■ Required work ■
Every line of the records below should be restated exactly.
※ ※ ※
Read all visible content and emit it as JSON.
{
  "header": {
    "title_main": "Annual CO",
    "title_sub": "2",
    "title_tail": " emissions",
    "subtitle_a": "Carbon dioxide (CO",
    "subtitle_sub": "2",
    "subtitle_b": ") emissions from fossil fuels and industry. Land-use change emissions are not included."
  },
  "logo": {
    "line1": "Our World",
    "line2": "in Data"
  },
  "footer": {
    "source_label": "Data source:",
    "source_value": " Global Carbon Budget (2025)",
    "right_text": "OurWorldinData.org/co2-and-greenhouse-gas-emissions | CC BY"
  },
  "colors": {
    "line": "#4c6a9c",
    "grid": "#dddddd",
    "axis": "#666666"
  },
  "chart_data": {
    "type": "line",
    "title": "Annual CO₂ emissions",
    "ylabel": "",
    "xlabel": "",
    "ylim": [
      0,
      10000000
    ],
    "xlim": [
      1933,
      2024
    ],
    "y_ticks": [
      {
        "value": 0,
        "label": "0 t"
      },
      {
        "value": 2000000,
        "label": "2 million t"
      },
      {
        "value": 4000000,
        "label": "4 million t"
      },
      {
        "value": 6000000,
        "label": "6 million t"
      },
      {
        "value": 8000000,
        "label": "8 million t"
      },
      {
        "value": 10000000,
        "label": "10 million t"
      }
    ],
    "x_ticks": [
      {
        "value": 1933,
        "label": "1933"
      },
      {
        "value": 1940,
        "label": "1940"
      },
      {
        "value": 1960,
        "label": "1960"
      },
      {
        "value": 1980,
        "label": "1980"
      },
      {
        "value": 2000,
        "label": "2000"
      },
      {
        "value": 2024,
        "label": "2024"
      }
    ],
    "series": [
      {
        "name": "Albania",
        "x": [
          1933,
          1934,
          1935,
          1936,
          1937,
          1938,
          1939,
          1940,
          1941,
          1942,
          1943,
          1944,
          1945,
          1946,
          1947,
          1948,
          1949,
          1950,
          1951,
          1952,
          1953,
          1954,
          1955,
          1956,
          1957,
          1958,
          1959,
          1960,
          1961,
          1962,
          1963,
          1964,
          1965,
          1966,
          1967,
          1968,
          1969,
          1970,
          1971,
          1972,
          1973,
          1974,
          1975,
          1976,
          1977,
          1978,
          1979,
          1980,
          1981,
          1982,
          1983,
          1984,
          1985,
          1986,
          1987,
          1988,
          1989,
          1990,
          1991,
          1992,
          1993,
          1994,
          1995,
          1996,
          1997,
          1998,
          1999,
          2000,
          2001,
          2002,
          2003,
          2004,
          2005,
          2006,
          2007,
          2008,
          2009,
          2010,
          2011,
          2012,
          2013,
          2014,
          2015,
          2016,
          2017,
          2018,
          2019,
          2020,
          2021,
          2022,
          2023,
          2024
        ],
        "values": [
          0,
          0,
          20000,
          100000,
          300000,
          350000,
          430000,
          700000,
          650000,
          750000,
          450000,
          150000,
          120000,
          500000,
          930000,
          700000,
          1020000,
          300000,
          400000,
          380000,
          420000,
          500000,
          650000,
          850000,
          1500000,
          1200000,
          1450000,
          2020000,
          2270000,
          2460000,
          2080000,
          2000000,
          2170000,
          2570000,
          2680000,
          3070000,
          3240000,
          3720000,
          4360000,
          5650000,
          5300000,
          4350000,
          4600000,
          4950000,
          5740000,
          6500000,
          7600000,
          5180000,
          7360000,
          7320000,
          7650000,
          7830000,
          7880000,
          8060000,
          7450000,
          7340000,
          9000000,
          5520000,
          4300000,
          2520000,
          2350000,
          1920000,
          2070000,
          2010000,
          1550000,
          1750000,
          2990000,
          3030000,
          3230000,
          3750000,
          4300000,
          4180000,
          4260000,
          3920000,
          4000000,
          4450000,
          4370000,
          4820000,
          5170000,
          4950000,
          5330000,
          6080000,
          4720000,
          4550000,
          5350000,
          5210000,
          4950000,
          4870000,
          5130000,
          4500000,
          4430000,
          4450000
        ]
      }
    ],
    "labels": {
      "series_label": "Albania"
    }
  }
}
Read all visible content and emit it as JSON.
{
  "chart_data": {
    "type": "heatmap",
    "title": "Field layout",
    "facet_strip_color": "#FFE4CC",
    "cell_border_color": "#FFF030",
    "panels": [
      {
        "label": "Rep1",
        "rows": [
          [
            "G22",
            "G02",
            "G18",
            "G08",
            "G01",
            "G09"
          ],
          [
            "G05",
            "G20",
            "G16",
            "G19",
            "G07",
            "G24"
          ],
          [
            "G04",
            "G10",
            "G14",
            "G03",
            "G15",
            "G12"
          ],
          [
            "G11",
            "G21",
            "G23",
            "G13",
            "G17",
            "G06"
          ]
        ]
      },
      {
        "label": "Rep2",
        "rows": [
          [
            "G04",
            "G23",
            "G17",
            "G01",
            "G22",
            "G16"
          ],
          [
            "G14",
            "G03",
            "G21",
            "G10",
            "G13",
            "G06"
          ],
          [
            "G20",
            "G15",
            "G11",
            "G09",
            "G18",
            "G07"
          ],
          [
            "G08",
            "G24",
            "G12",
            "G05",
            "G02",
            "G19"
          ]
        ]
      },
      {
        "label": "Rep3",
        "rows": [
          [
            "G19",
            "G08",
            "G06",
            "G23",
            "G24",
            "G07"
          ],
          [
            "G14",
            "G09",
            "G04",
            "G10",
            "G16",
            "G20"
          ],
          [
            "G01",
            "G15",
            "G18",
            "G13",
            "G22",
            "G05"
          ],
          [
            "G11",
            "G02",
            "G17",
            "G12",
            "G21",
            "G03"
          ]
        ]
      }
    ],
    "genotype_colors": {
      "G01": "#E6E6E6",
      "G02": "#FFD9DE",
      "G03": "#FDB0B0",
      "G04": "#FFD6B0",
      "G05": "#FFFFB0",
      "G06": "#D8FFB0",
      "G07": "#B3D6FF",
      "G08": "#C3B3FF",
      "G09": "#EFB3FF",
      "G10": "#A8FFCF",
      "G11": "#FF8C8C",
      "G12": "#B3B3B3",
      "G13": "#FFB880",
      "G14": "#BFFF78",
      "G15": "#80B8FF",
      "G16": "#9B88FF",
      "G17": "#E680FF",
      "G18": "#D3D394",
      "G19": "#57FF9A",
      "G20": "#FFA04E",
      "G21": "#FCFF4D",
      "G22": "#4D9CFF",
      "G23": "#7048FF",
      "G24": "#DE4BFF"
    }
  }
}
※ ※ ※
■ Answer to this exercise ■
Read all visible content and emit it as JSON.
{
  "header": {
    "title_main": "Annual CO",
    "title_sub": "2",
    "title_tail": " emissions",
    "subtitle_a": "Carbon dioxide (CO",
    "subtitle_sub": "2",
    "subtitle_b": ") emissions from fossil fuels and industry. Land-use change emissions are not included."
  },
  "logo": {
    "line1": "Our World",
    "line2": "in Data"
  },
  "footer": {
    "source_label": "Data source:",
    "source_value": " Global Carbon Budget (2025)",
    "right_text": "OurWorldinData.org/co2-and-greenhouse-gas-emissions | CC BY"
  },
  "colors": {
    "line": "#4c6a9c",
    "grid": "#dddddd",
    "axis": "#666666"
  },
  "chart_data": {
    "type": "line",
    "title": "Annual CO₂ emissions",
    "ylabel": "",
    "xlabel": "",
    "ylim": [
      0,
      10000000
    ],
    "xlim": [
      1933,
      2024
    ],
    "y_ticks": [
      {
        "value": 0,
        "label": "0 t"
      },
      {
        "value": 2000000,
        "label": "2 million t"
      },
      {
        "value": 4000000,
        "label": "4 million t"
      },
      {
        "value": 6000000,
        "label": "6 million t"
      },
      {
        "value": 8000000,
        "label": "8 million t"
      },
      {
        "value": 10000000,
        "label": "10 million t"
      }
    ],
    "x_ticks": [
      {
        "value": 1933,
        "label": "1933"
      },
      {
        "value": 1940,
        "label": "1940"
      },
      {
        "value": 1960,
        "label": "1960"
      },
      {
        "value": 1980,
        "label": "1980"
      },
      {
        "value": 2000,
        "label": "2000"
      },
      {
        "value": 2024,
        "label": "2024"
      }
    ],
    "series": [
      {
        "name": "Albania",
        "x": [
          1933,
          1934,
          1935,
          1936,
          1937,
          1938,
          1939,
          1940,
          1941,
          1942,
          1943,
          1944,
          1945,
          1946,
          1947,
          1948,
          1949,
          1950,
          1951,
          1952,
          1953,
          1954,
          1955,
          1956,
          1957,
          1958,
          1959,
          1960,
          1961,
          1962,
          1963,
          1964,
          1965,
          1966,
          1967,
          1968,
          1969,
          1970,
          1971,
          1972,
          1973,
          1974,
          1975,
          1976,
          1977,
          1978,
          1979,
          1980,
          1981,
          1982,
          1983,
          1984,
          1985,
          1986,
          1987,
          1988,
          1989,
          1990,
          1991,
          1992,
          1993,
          1994,
          1995,
          1996,
          1997,
          1998,
          1999,
          2000,
          2001,
          2002,
          2003,
          2004,
          2005,
          2006,
          2007,
          2008,
          2009,
          2010,
          2011,
          2012,
          2013,
          2014,
          2015,
          2016,
          2017,
          2018,
          2019,
          2020,
          2021,
          2022,
          2023,
          2024
        ],
        "values": [
          0,
          0,
          20000,
          100000,
          300000,
          350000,
          430000,
          700000,
          650000,
          750000,
          450000,
          150000,
          120000,
          500000,
          930000,
          700000,
          1020000,
          300000,
          400000,
          380000,
          420000,
          500000,
          650000,
          850000,
          1500000,
          1200000,
          1450000,
          2020000,
          2270000,
          2460000,
          2080000,
          2000000,
          2170000,
          2570000,
          2680000,
          3070000,
          3240000,
          3720000,
          4360000,
          5650000,
          5300000,
          4350000,
          4600000,
          4950000,
          5740000,
          6500000,
          7600000,
          5180000,
          7360000,
          7320000,
          7650000,
          7830000,
          7880000,
          8060000,
          7450000,
          7340000,
          9000000,
          5520000,
          4300000,
          2520000,
          2350000,
          1920000,
          2070000,
          2010000,
          1550000,
          1750000,
          2990000,
          3030000,
          3230000,
          3750000,
          4300000,
          4180000,
          4260000,
          3920000,
          4000000,
          4450000,
          4370000,
          4820000,
          5170000,
          4950000,
          5330000,
          6080000,
          4720000,
          4550000,
          5350000,
          5210000,
          4950000,
          4870000,
          5130000,
          4500000,
          4430000,
          4450000
        ]
      }
    ],
    "labels": {
      "series_label": "Albania"
    }
  }
}
Read all visible content and emit it as JSON.
{
  "chart_data": {
    "type": "heatmap",
    "title": "Field layout",
    "facet_strip_color": "#FFE4CC",
    "cell_border_color": "#FFF030",
    "panels": [
      {
        "label": "Rep1",
        "rows": [
          [
            "G22",
            "G02",
            "G18",
            "G08",
            "G01",
            "G09"
          ],
          [
            "G05",
            "G20",
            "G16",
            "G19",
            "G07",
            "G24"
          ],
          [
            "G04",
            "G10",
            "G14",
            "G03",
            "G15",
            "G12"
          ],
          [
            "G11",
            "G21",
            "G23",
            "G13",
            "G17",
            "G06"
          ]
        ]
      },
      {
        "label": "Rep2",
        "rows": [
          [
            "G04",
            "G23",
            "G17",
            "G01",
            "G22",
            "G16"
          ],
          [
            "G14",
            "G03",
            "G21",
            "G10",
            "G13",
            "G06"
          ],
          [
            "G20",
            "G15",
            "G11",
            "G09",
            "G18",
            "G07"
          ],
          [
            "G08",
            "G24",
            "G12",
            "G05",
            "G02",
            "G19"
          ]
        ]
      },
      {
        "label": "Rep3",
        "rows": [
          [
            "G19",
            "G08",
            "G06",
            "G23",
            "G24",
            "G07"
          ],
          [
            "G14",
            "G09",
            "G04",
            "G10",
            "G16",
            "G20"
          ],
          [
            "G01",
            "G15",
            "G18",
            "G13",
            "G22",
            "G05"
          ],
          [
            "G11",
            "G02",
            "G17",
            "G12",
            "G21",
            "G03"
          ]
        ]
      }
    ],
    "genotype_colors": {
      "G01": "#E6E6E6",
      "G02": "#FFD9DE",
      "G03": "#FDB0B0",
      "G04": "#FFD6B0",
      "G05": "#FFFFB0",
      "G06": "#D8FFB0",
      "G07": "#B3D6FF",
      "G08": "#C3B3FF",
      "G09": "#EFB3FF",
      "G10": "#A8FFCF",
      "G11": "#FF8C8C",
      "G12": "#B3B3B3",
      "G13": "#FFB880",
      "G14": "#BFFF78",
      "G15": "#80B8FF",
      "G16": "#9B88FF",
      "G17": "#E680FF",
      "G18": "#D3D394",
      "G19": "#57FF9A",
      "G20": "#FFA04E",
      "G21": "#FCFF4D",
      "G22": "#4D9CFF",
      "G23": "#7048FF",
      "G24": "#DE4BFF"
    }
  }
}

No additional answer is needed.